== Do this ==
Look through the records below and collect all lines that hold the string "name".

— BEGIN —

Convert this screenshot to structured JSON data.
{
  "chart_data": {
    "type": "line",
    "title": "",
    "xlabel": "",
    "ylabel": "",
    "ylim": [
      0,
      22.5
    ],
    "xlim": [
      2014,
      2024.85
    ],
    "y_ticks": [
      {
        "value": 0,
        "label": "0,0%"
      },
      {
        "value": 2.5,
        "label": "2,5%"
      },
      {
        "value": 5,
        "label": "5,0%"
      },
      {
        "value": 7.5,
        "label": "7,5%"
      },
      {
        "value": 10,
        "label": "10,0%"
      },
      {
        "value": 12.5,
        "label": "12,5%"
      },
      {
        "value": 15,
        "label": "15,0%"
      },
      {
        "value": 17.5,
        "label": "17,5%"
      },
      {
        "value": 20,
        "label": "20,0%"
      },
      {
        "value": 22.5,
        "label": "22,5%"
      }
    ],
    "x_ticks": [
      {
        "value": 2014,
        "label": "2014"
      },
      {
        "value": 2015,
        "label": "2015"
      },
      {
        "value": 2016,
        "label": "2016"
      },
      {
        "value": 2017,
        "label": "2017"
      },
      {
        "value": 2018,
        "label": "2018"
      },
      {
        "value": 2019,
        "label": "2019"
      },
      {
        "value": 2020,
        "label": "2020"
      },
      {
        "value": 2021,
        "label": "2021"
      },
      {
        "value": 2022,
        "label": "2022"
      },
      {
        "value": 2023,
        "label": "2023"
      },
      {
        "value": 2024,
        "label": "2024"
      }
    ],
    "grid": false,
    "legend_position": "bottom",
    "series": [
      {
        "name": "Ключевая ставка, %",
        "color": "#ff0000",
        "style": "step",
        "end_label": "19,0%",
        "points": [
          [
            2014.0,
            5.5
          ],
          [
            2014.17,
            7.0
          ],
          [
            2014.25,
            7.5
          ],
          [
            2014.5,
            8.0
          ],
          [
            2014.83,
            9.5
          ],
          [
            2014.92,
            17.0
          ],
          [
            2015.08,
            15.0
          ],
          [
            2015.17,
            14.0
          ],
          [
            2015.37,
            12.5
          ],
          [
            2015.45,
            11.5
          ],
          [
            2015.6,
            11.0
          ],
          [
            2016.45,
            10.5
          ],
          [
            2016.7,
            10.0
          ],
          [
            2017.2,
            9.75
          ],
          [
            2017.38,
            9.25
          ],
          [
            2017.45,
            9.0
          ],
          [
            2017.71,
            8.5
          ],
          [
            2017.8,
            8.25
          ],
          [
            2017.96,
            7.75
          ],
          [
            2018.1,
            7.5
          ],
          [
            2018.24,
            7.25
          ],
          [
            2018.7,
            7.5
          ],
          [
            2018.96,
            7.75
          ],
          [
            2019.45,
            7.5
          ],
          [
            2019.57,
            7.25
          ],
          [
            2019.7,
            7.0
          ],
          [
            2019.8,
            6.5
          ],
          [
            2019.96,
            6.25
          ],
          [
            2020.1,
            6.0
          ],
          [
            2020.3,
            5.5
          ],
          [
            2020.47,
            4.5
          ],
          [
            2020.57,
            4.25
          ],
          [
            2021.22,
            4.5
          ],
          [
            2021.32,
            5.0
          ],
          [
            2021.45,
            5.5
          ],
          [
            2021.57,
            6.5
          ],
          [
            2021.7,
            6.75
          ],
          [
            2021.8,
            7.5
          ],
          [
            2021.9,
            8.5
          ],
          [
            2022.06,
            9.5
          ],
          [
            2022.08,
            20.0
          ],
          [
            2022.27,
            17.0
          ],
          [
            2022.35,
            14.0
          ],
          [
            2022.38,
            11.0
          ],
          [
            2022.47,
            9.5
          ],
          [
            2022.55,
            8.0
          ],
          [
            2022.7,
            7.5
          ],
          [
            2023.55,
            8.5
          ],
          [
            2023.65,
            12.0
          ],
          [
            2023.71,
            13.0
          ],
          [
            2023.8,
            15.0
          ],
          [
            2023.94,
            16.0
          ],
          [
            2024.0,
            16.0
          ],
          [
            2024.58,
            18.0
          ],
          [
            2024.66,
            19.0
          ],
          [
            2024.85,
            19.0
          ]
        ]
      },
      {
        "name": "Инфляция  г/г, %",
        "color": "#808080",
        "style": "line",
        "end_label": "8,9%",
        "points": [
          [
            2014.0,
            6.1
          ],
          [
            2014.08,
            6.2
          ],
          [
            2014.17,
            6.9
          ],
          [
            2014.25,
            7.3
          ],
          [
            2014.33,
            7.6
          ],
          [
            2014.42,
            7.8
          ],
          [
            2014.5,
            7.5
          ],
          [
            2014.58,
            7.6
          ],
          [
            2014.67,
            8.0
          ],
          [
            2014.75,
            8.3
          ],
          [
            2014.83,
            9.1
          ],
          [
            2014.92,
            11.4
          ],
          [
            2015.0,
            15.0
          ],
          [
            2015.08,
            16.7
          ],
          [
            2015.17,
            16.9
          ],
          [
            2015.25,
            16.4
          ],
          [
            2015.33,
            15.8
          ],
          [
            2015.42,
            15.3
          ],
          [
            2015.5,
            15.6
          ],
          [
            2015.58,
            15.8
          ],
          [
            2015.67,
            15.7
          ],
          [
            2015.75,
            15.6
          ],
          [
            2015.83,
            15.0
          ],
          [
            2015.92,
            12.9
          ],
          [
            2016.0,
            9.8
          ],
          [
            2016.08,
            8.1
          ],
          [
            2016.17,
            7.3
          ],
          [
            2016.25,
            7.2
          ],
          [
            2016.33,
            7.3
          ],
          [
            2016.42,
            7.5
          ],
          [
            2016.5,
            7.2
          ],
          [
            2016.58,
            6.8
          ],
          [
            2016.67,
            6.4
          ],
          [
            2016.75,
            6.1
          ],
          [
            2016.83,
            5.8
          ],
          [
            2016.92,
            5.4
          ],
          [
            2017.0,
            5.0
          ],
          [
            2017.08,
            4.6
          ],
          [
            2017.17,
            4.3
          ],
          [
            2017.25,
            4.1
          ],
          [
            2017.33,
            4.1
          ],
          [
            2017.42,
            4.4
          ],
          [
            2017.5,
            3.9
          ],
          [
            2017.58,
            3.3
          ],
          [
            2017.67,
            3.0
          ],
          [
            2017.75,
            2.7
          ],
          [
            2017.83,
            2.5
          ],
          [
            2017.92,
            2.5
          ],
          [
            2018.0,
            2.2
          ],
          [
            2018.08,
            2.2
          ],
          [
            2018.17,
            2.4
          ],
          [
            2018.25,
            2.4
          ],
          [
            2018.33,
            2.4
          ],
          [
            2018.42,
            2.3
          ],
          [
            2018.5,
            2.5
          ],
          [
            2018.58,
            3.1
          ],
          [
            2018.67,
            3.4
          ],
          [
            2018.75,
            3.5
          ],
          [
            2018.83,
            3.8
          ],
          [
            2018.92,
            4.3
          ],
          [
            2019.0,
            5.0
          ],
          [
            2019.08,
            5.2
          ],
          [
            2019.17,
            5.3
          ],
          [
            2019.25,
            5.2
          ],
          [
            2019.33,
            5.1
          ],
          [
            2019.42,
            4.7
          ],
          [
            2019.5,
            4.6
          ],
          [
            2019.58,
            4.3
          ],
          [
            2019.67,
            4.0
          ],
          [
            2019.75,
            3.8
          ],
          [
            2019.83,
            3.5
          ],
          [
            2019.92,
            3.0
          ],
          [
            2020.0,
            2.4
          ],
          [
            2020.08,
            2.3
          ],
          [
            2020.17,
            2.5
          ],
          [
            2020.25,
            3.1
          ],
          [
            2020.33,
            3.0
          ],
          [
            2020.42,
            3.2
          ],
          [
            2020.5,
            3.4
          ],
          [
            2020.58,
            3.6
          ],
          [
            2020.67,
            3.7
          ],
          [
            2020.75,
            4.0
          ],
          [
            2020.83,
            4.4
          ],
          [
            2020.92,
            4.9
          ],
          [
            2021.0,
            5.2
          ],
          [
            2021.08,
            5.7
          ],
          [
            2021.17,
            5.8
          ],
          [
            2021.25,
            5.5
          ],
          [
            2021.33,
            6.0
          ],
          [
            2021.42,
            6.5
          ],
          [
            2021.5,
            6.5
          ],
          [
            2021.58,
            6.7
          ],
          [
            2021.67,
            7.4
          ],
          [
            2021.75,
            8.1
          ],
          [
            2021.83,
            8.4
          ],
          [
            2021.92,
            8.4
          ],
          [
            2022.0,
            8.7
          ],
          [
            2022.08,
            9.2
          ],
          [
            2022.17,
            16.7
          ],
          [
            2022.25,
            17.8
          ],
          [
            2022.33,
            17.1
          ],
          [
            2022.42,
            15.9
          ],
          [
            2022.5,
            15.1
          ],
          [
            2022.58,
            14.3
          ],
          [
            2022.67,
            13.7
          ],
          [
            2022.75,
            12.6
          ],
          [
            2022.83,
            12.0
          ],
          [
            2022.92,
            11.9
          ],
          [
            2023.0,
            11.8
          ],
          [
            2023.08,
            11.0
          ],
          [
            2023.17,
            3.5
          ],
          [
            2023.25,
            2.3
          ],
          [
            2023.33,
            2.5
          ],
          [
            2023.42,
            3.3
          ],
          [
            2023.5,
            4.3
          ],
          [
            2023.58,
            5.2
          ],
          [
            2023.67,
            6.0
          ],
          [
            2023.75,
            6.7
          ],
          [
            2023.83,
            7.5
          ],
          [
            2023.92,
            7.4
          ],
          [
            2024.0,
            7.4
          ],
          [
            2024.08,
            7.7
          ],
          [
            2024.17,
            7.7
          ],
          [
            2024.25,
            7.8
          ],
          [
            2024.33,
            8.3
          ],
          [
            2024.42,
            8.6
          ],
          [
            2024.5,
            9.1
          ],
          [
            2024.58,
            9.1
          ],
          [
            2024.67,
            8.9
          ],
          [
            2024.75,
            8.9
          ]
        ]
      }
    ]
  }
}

— END —

== Result of the exercise ==
        "name": "Ключевая ставка, %",
        "name": "Инфляция  г/г, %",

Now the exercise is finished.